• **ITEMS**
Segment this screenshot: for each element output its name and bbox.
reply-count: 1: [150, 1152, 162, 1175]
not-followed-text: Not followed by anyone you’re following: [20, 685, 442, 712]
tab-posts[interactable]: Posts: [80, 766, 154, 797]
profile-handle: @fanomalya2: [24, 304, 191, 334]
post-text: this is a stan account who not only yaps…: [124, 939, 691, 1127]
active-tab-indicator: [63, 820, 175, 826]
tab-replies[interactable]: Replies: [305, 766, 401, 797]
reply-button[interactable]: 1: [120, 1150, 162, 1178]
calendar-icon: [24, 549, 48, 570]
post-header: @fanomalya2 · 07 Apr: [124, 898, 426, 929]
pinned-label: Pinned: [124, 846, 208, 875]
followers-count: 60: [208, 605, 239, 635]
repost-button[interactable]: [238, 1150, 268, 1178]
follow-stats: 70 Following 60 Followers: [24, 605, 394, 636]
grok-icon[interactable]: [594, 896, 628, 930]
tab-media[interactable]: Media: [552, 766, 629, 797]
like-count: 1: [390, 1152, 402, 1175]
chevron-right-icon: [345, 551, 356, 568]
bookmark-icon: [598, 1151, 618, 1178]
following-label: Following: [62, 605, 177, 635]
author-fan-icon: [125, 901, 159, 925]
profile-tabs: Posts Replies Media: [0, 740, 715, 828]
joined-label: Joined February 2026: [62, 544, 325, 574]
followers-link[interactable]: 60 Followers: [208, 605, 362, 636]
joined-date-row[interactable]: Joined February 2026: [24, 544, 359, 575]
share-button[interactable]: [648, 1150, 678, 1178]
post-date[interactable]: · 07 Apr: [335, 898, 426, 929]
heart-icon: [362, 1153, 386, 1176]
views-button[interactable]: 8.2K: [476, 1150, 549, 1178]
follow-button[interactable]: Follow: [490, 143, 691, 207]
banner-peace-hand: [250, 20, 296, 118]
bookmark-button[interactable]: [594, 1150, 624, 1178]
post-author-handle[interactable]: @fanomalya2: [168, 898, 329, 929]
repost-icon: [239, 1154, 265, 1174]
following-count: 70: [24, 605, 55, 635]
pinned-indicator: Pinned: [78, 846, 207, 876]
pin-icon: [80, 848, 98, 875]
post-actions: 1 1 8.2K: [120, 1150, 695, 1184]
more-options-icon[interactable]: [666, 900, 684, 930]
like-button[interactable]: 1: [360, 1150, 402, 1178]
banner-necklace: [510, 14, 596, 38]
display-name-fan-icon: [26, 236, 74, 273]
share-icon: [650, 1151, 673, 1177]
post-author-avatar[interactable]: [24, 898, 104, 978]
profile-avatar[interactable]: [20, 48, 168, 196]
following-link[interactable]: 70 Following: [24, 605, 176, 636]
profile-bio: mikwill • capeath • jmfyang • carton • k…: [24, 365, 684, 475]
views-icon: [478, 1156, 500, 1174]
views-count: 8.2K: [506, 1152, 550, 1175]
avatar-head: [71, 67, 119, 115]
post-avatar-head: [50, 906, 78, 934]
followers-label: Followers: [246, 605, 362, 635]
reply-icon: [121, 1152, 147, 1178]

• **JOB**
Return all of the items above verbatim, line for line.

• **WRITTEN SOLUTION**
Segment this screenshot: for each element output its name and bbox.
reply-count: 1: [150, 1152, 162, 1175]
not-followed-text: Not followed by anyone you’re following: [20, 685, 442, 712]
tab-posts[interactable]: Posts: [80, 766, 154, 797]
profile-handle: @fanomalya2: [24, 304, 191, 334]
post-text: this is a stan account who not only yaps…: [124, 939, 691, 1127]
active-tab-indicator: [63, 820, 175, 826]
tab-replies[interactable]: Replies: [305, 766, 401, 797]
reply-button[interactable]: 1: [120, 1150, 162, 1178]
calendar-icon: [24, 549, 48, 570]
post-header: @fanomalya2 · 07 Apr: [124, 898, 426, 929]
pinned-label: Pinned: [124, 846, 208, 875]
followers-count: 60: [208, 605, 239, 635]
repost-button[interactable]: [238, 1150, 268, 1178]
follow-stats: 70 Following 60 Followers: [24, 605, 394, 636]
grok-icon[interactable]: [594, 896, 628, 930]
tab-media[interactable]: Media: [552, 766, 629, 797]
like-count: 1: [390, 1152, 402, 1175]
chevron-right-icon: [345, 551, 356, 568]
bookmark-icon: [598, 1151, 618, 1178]
following-label: Following: [62, 605, 177, 635]
author-fan-icon: [125, 901, 159, 925]
profile-tabs: Posts Replies Media: [0, 740, 715, 828]
joined-label: Joined February 2026: [62, 544, 325, 574]
followers-link[interactable]: 60 Followers: [208, 605, 362, 636]
joined-date-row[interactable]: Joined February 2026: [24, 544, 359, 575]
share-button[interactable]: [648, 1150, 678, 1178]
post-date[interactable]: · 07 Apr: [335, 898, 426, 929]
heart-icon: [362, 1153, 386, 1176]
views-button[interactable]: 8.2K: [476, 1150, 549, 1178]
follow-button[interactable]: Follow: [490, 143, 691, 207]
banner-peace-hand: [250, 20, 296, 118]
bookmark-button[interactable]: [594, 1150, 624, 1178]
post-author-handle[interactable]: @fanomalya2: [168, 898, 329, 929]
repost-icon: [239, 1154, 265, 1174]
following-count: 70: [24, 605, 55, 635]
pinned-indicator: Pinned: [78, 846, 207, 876]
pin-icon: [80, 848, 98, 875]
post-actions: 1 1 8.2K: [120, 1150, 695, 1184]
more-options-icon[interactable]: [666, 900, 684, 930]
like-button[interactable]: 1: [360, 1150, 402, 1178]
banner-necklace: [510, 14, 596, 38]
display-name-fan-icon: [26, 236, 74, 273]
share-icon: [650, 1151, 673, 1177]
post-author-avatar[interactable]: [24, 898, 104, 978]
profile-avatar[interactable]: [20, 48, 168, 196]
following-link[interactable]: 70 Following: [24, 605, 176, 636]
profile-bio: mikwill • capeath • jmfyang • carton • k…: [24, 365, 684, 475]
views-icon: [478, 1156, 500, 1174]
views-count: 8.2K: [506, 1152, 550, 1175]
avatar-head: [71, 67, 119, 115]
post-avatar-head: [50, 906, 78, 934]
followers-label: Followers: [246, 605, 362, 635]
reply-icon: [121, 1152, 147, 1178]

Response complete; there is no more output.